Request: Scan the data for "upcoming" and copy the lines it appears in.

Data for processing:
+--
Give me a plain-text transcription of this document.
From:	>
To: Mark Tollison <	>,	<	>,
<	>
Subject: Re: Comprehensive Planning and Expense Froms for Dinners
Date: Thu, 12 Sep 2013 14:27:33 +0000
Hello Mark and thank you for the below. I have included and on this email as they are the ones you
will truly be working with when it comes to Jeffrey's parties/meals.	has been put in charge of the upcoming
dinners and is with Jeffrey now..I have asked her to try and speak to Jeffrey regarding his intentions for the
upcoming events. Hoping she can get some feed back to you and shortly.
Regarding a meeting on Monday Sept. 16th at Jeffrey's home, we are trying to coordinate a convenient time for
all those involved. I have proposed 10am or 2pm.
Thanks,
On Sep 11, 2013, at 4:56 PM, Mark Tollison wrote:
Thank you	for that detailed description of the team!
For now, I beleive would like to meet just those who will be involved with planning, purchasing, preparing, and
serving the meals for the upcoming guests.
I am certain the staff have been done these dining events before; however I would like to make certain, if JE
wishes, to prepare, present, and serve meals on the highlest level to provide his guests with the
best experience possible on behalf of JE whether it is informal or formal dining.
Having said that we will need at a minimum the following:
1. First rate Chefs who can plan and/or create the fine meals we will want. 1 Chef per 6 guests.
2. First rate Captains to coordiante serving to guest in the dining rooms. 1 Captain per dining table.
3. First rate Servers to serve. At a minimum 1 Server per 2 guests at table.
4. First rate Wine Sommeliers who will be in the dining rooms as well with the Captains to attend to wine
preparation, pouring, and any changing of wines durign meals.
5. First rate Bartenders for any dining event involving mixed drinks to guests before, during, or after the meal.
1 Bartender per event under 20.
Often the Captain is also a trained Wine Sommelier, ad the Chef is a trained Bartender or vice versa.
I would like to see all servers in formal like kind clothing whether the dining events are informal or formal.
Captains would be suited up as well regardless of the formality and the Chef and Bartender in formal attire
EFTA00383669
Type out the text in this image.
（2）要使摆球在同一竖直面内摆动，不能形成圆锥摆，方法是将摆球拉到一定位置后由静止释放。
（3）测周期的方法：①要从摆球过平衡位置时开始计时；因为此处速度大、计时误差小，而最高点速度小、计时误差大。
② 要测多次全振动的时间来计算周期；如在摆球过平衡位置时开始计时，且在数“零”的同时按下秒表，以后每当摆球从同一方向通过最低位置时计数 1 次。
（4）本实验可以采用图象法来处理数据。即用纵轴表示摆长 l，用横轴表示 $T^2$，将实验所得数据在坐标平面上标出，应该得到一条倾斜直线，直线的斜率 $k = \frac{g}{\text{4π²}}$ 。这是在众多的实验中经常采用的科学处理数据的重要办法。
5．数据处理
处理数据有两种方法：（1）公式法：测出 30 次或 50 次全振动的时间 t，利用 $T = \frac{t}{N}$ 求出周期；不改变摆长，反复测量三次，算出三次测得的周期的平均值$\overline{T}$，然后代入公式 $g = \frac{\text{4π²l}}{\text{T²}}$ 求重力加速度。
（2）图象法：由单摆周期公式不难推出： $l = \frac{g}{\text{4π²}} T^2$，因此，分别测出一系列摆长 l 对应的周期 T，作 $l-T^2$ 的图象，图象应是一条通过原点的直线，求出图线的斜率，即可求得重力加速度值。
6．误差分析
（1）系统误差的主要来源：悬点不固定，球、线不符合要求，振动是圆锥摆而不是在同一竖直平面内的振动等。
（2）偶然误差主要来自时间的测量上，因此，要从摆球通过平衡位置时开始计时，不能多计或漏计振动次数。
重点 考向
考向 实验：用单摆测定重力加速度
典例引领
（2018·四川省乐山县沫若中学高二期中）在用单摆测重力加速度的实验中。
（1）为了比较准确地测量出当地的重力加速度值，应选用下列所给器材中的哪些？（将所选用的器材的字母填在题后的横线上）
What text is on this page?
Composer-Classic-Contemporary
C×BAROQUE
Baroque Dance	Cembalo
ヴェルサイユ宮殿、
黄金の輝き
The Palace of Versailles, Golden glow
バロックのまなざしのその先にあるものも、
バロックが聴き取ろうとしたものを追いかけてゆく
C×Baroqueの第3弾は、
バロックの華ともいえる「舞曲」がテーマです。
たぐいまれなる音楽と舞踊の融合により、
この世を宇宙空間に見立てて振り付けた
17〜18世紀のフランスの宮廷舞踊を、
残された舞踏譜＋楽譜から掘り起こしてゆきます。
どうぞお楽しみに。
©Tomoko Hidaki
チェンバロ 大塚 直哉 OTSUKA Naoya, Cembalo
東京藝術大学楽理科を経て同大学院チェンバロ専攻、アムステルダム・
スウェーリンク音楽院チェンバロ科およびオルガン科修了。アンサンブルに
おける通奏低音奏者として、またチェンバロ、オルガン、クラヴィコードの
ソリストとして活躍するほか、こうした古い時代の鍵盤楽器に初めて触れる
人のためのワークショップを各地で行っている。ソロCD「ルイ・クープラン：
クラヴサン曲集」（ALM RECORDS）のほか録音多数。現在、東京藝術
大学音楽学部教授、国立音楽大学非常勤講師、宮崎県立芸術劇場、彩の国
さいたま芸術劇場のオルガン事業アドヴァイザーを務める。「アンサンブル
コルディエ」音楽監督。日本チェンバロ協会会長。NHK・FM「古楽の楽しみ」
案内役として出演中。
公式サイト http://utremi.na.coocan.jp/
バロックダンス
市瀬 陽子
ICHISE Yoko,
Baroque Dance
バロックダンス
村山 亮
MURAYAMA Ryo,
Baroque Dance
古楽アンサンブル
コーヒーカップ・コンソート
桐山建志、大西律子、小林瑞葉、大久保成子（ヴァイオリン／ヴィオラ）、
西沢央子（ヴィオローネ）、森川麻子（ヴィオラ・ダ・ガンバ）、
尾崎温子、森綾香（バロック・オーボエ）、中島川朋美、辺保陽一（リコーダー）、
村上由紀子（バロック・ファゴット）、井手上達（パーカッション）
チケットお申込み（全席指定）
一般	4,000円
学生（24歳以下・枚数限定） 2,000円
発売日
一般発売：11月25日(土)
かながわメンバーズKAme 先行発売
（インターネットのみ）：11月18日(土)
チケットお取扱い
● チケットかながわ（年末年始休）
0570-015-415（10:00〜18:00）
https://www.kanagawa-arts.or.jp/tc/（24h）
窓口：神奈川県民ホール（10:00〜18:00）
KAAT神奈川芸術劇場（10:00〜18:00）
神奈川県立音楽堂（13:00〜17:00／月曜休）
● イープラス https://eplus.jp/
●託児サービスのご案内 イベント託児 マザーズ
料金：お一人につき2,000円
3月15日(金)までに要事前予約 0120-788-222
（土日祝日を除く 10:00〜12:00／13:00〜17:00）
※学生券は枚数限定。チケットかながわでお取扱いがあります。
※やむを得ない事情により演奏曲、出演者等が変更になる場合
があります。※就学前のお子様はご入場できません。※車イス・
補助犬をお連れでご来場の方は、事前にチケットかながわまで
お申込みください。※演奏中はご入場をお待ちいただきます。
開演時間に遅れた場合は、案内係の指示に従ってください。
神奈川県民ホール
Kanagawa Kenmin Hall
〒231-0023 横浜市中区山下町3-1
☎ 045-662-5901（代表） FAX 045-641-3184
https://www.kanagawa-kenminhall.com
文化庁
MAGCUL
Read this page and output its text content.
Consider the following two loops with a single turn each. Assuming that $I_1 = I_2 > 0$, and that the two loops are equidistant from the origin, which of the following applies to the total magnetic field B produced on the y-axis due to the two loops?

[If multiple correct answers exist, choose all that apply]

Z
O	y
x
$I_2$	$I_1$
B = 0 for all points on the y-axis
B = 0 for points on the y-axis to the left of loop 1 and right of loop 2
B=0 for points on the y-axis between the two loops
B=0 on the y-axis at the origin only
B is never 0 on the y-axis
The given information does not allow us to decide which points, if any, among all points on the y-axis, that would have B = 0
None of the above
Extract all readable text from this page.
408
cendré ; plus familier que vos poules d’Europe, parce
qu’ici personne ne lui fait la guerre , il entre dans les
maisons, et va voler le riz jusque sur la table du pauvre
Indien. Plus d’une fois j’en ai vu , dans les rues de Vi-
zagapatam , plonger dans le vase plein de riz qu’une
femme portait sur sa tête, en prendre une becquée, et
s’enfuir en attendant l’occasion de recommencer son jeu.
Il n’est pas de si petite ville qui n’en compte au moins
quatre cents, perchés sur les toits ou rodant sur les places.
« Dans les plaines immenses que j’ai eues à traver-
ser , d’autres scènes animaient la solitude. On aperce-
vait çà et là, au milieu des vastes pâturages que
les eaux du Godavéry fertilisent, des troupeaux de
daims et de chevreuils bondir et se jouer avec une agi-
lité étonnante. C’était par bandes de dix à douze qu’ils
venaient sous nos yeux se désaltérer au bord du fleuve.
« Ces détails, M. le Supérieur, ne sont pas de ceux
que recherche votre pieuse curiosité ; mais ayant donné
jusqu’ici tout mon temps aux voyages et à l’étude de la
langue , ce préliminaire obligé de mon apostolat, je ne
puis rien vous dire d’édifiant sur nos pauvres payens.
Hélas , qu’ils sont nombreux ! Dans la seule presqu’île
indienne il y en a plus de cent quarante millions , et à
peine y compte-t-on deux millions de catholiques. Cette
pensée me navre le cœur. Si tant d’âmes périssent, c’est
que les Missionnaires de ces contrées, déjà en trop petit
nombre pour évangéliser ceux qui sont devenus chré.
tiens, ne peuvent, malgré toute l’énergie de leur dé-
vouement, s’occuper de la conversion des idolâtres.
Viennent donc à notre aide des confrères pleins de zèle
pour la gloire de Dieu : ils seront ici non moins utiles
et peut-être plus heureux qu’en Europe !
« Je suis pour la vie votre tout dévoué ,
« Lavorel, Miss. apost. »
+--
Result of this task:
will truly be working with when it comes to Jeffrey's parties/meals.	has been put in charge of the upcoming
upcoming events. Hoping she can get some feed back to you and shortly.
serving the meals for the upcoming guests.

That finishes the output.